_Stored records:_
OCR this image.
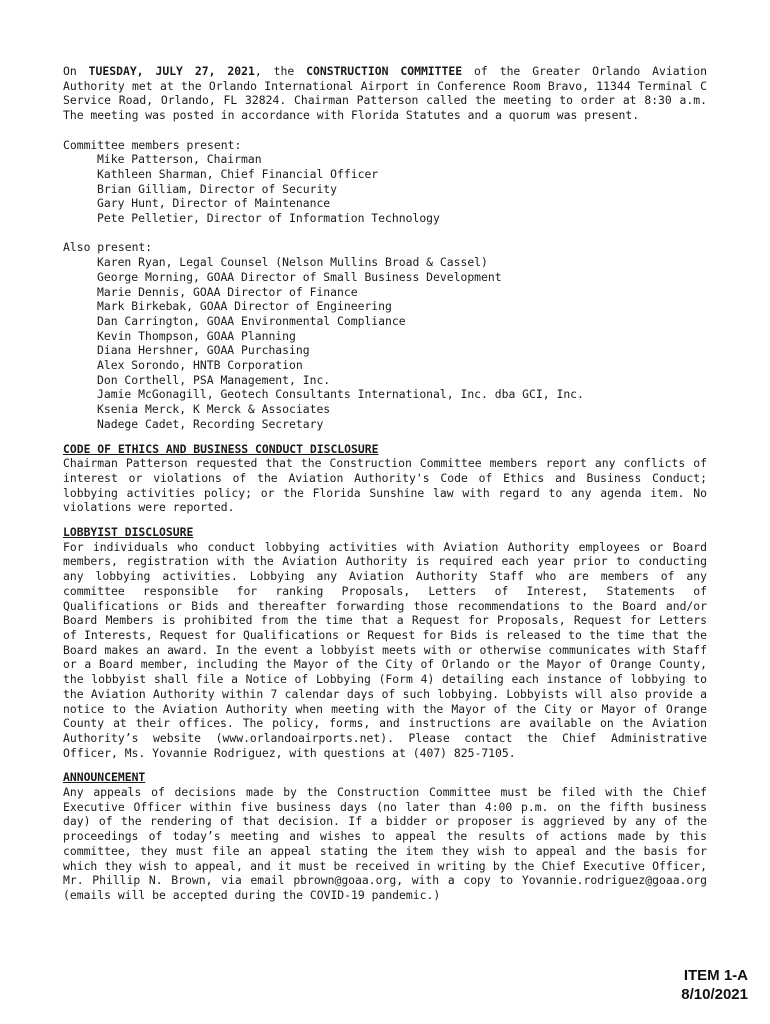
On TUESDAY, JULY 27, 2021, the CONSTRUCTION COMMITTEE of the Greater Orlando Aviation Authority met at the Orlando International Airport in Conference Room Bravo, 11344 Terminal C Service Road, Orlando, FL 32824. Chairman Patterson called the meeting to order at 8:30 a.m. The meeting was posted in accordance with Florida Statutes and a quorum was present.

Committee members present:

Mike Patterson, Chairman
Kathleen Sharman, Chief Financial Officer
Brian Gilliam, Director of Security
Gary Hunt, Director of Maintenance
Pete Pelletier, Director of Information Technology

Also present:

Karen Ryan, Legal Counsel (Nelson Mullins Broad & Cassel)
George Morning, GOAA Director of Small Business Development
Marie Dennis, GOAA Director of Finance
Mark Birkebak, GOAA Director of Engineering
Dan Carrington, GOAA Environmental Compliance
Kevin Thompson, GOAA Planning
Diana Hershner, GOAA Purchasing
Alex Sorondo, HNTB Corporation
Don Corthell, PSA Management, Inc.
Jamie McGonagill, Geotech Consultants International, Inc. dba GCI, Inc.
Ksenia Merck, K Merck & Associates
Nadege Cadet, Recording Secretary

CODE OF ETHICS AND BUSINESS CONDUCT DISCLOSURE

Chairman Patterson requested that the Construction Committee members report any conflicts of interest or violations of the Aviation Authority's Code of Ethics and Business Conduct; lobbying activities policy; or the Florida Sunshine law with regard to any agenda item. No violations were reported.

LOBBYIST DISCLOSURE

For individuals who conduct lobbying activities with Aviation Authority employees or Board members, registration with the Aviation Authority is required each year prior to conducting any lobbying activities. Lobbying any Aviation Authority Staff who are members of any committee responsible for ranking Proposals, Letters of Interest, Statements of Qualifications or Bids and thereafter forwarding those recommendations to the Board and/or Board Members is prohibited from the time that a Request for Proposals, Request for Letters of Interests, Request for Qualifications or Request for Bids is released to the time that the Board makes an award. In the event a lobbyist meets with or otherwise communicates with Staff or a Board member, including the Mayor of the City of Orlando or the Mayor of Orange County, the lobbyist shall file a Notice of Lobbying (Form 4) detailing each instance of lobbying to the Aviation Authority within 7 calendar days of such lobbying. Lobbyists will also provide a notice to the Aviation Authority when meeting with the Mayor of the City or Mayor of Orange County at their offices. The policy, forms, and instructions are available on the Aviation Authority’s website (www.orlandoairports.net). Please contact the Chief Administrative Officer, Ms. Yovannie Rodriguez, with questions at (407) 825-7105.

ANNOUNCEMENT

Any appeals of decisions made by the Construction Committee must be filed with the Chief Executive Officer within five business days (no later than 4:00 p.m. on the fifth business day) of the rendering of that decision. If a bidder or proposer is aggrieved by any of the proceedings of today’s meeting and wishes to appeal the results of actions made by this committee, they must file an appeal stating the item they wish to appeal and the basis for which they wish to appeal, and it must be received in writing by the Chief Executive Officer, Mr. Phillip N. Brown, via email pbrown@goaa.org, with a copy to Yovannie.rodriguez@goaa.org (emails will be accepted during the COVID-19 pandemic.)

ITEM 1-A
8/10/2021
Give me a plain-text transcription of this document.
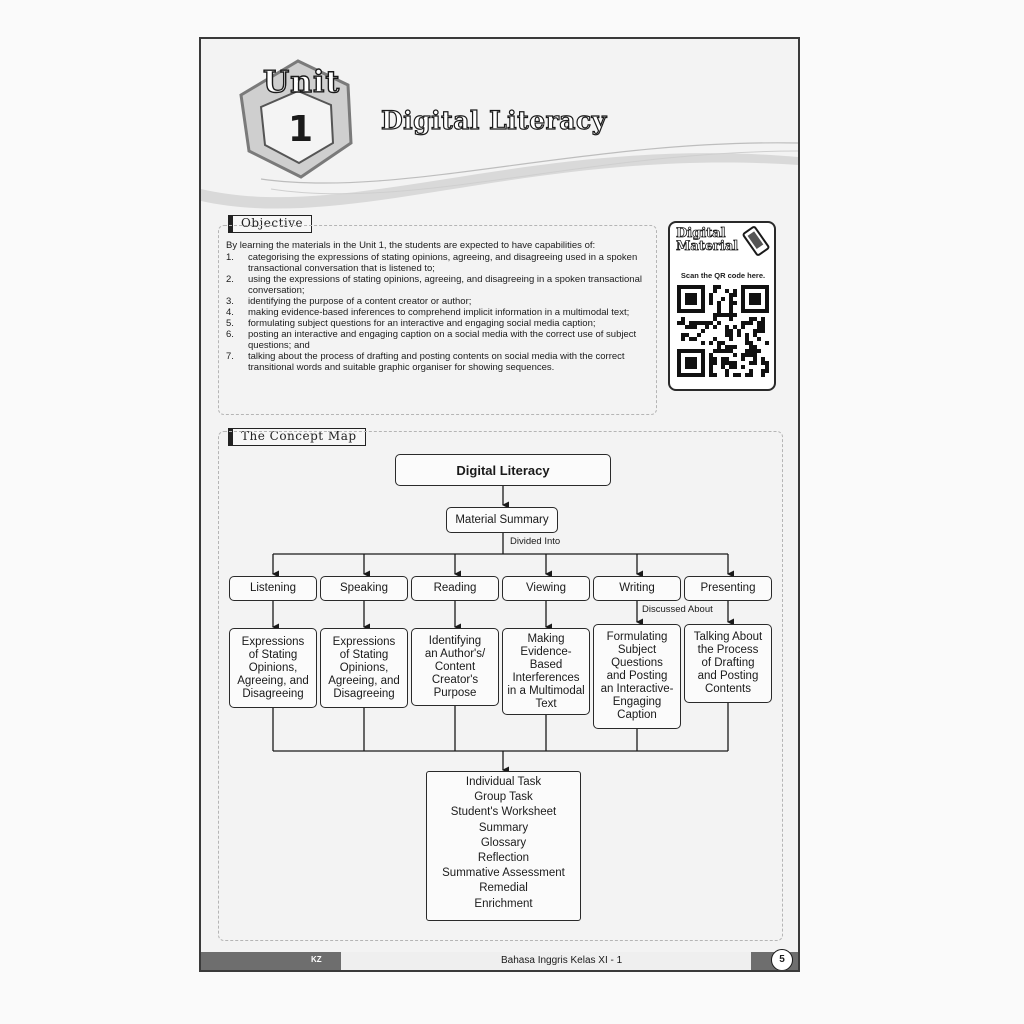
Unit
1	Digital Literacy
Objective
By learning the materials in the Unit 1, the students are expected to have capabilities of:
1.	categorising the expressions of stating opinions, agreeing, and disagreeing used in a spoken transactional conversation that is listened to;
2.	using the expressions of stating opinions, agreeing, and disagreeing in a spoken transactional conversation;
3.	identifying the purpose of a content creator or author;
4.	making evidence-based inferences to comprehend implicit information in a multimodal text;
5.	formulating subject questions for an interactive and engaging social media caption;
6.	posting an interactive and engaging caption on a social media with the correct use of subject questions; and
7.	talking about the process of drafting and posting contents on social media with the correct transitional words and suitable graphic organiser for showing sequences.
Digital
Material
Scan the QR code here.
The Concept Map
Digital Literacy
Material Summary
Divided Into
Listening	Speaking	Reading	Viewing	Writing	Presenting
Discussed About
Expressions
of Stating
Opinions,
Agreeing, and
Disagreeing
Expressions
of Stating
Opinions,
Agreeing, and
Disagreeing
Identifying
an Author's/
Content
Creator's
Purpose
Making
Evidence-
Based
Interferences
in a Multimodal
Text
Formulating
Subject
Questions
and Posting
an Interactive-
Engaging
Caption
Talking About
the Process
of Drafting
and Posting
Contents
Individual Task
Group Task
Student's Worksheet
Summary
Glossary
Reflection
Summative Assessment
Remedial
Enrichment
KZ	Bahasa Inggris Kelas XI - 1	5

---

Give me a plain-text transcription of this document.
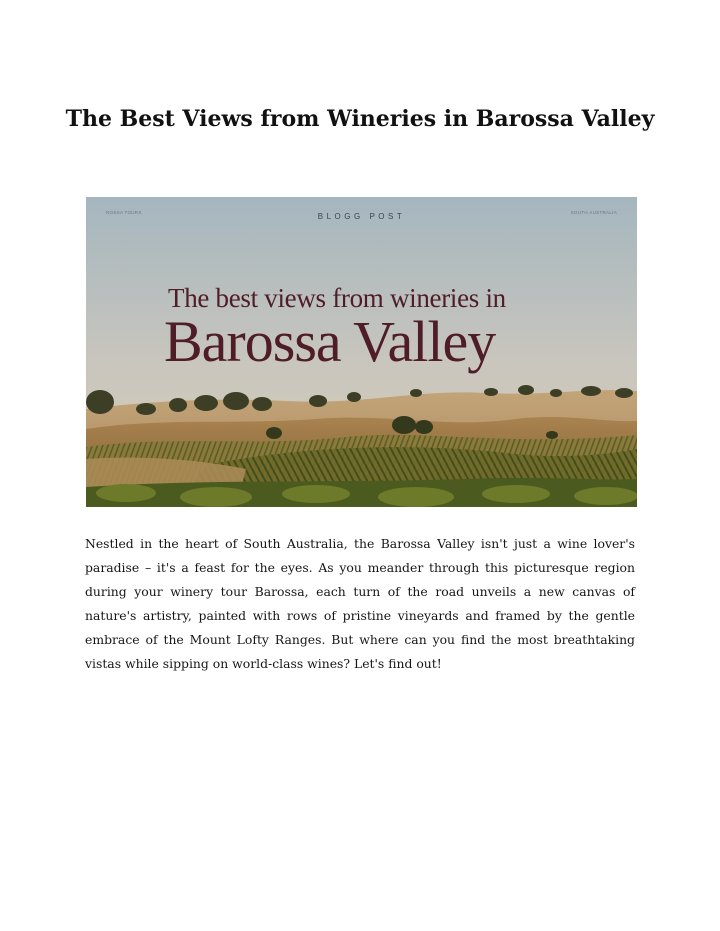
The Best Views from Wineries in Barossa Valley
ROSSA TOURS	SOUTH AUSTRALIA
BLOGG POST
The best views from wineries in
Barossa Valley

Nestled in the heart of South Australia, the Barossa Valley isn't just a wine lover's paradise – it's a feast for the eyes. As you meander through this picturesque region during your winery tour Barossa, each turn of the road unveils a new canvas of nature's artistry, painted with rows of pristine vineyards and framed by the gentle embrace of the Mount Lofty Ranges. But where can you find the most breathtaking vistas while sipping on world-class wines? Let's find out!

_Task:_
Search the listing for the word "lobbying" and return each line that holds it.

_Result below:_
Chairman Patterson requested that the Construction Committee members report any conflicts of interest or violations of the Aviation Authority's Code of Ethics and Business Conduct; lobbying activities policy; or the Florida Sunshine law with regard to any agenda item. No violations were reported.
For individuals who conduct lobbying activities with Aviation Authority employees or Board members, registration with the Aviation Authority is required each year prior to conducting any lobbying activities. Lobbying any Aviation Authority Staff who are members of any committee responsible for ranking Proposals, Letters of Interest, Statements of Qualifications or Bids and thereafter forwarding those recommendations to the Board and/or Board Members is prohibited from the time that a Request for Proposals, Request for Letters of Interests, Request for Qualifications or Request for Bids is released to the time that the Board makes an award. In the event a lobbyist meets with or otherwise communicates with Staff or a Board member, including the Mayor of the City of Orlando or the Mayor of Orange County, the lobbyist shall file a Notice of Lobbying (Form 4) detailing each instance of lobbying to the Aviation Authority within 7 calendar days of such lobbying. Lobbyists will also provide a notice to the Aviation Authority when meeting with the Mayor of the City or Mayor of Orange County at their offices. The policy, forms, and instructions are available on the Aviation Authority’s website (www.orlandoairports.net). Please contact the Chief Administrative Officer, Ms. Yovannie Rodriguez, with questions at (407) 825-7105.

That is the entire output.